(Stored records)
####

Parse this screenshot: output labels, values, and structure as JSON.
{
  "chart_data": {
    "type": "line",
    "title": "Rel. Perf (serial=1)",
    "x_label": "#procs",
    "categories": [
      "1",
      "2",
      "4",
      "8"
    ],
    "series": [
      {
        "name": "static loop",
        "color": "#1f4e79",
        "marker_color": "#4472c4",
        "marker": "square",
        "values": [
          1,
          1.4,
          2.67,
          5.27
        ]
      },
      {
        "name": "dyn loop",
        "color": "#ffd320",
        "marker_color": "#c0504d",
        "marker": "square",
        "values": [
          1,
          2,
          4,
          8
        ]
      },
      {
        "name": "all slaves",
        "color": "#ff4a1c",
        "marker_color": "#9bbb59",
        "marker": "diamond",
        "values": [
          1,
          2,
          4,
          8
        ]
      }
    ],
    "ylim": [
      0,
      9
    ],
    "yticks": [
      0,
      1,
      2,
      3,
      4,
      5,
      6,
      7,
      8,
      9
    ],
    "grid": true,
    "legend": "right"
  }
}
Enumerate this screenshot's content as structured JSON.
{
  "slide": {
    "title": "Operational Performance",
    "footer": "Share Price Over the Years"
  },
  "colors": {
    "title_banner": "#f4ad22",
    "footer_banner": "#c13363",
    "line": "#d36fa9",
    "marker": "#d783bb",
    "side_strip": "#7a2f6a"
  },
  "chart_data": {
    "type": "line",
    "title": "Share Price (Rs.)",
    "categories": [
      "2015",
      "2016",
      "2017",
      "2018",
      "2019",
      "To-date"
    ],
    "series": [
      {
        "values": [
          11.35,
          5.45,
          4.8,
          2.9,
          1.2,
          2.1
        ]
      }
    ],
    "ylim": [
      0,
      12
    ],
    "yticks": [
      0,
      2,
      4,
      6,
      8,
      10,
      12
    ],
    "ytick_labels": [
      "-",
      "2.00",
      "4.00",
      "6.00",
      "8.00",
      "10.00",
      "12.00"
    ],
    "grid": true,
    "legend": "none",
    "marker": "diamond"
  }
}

####

Repeat the data precisely, line by line.

Parse this screenshot: output labels, values, and structure as JSON.
{
  "chart_data": {
    "type": "line",
    "title": "Rel. Perf (serial=1)",
    "x_label": "#procs",
    "categories": [
      "1",
      "2",
      "4",
      "8"
    ],
    "series": [
      {
        "name": "static loop",
        "color": "#1f4e79",
        "marker_color": "#4472c4",
        "marker": "square",
        "values": [
          1,
          1.4,
          2.67,
          5.27
        ]
      },
      {
        "name": "dyn loop",
        "color": "#ffd320",
        "marker_color": "#c0504d",
        "marker": "square",
        "values": [
          1,
          2,
          4,
          8
        ]
      },
      {
        "name": "all slaves",
        "color": "#ff4a1c",
        "marker_color": "#9bbb59",
        "marker": "diamond",
        "values": [
          1,
          2,
          4,
          8
        ]
      }
    ],
    "ylim": [
      0,
      9
    ],
    "yticks": [
      0,
      1,
      2,
      3,
      4,
      5,
      6,
      7,
      8,
      9
    ],
    "grid": true,
    "legend": "right"
  }
}
Enumerate this screenshot's content as structured JSON.
{
  "slide": {
    "title": "Operational Performance",
    "footer": "Share Price Over the Years"
  },
  "colors": {
    "title_banner": "#f4ad22",
    "footer_banner": "#c13363",
    "line": "#d36fa9",
    "marker": "#d783bb",
    "side_strip": "#7a2f6a"
  },
  "chart_data": {
    "type": "line",
    "title": "Share Price (Rs.)",
    "categories": [
      "2015",
      "2016",
      "2017",
      "2018",
      "2019",
      "To-date"
    ],
    "series": [
      {
        "values": [
          11.35,
          5.45,
          4.8,
          2.9,
          1.2,
          2.1
        ]
      }
    ],
    "ylim": [
      0,
      12
    ],
    "yticks": [
      0,
      2,
      4,
      6,
      8,
      10,
      12
    ],
    "ytick_labels": [
      "-",
      "2.00",
      "4.00",
      "6.00",
      "8.00",
      "10.00",
      "12.00"
    ],
    "grid": true,
    "legend": "none",
    "marker": "diamond"
  }
}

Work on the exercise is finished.